Material supplied
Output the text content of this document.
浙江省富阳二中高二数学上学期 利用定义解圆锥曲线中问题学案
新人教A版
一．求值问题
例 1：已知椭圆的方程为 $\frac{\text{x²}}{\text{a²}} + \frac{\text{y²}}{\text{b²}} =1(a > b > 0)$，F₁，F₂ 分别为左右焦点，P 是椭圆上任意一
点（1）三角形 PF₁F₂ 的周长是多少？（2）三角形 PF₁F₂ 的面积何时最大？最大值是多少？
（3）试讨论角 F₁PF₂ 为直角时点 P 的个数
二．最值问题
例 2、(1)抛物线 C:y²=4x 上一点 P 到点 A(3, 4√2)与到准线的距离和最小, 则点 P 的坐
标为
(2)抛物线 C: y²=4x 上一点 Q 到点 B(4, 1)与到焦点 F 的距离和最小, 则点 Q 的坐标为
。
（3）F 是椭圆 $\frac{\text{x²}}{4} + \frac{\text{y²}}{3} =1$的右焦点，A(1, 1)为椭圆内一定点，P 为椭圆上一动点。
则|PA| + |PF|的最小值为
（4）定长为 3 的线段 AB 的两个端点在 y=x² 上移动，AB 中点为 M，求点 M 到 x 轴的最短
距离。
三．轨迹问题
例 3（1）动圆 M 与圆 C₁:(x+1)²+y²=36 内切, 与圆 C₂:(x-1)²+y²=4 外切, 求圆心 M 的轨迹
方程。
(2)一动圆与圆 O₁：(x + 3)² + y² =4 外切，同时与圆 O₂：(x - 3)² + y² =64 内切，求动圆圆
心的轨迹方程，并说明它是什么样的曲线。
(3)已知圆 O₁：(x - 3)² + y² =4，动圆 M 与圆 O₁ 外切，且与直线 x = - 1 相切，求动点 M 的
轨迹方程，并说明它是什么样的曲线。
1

Your instructions
Retype the data exactly as given.

Final answer
Output the text content of this document.
浙江省富阳二中高二数学上学期 利用定义解圆锥曲线中问题学案
新人教A版
一．求值问题
例 1：已知椭圆的方程为 $\frac{\text{x²}}{\text{a²}} + \frac{\text{y²}}{\text{b²}} =1(a > b > 0)$，F₁，F₂ 分别为左右焦点，P 是椭圆上任意一
点（1）三角形 PF₁F₂ 的周长是多少？（2）三角形 PF₁F₂ 的面积何时最大？最大值是多少？
（3）试讨论角 F₁PF₂ 为直角时点 P 的个数
二．最值问题
例 2、(1)抛物线 C:y²=4x 上一点 P 到点 A(3, 4√2)与到准线的距离和最小, 则点 P 的坐
标为
(2)抛物线 C: y²=4x 上一点 Q 到点 B(4, 1)与到焦点 F 的距离和最小, 则点 Q 的坐标为
。
（3）F 是椭圆 $\frac{\text{x²}}{4} + \frac{\text{y²}}{3} =1$的右焦点，A(1, 1)为椭圆内一定点，P 为椭圆上一动点。
则|PA| + |PF|的最小值为
（4）定长为 3 的线段 AB 的两个端点在 y=x² 上移动，AB 中点为 M，求点 M 到 x 轴的最短
距离。
三．轨迹问题
例 3（1）动圆 M 与圆 C₁:(x+1)²+y²=36 内切, 与圆 C₂:(x-1)²+y²=4 外切, 求圆心 M 的轨迹
方程。
(2)一动圆与圆 O₁：(x + 3)² + y² =4 外切，同时与圆 O₂：(x - 3)² + y² =64 内切，求动圆圆
心的轨迹方程，并说明它是什么样的曲线。
(3)已知圆 O₁：(x - 3)² + y² =4，动圆 M 与圆 O₁ 外切，且与直线 x = - 1 相切，求动点 M 的
轨迹方程，并说明它是什么样的曲线。
1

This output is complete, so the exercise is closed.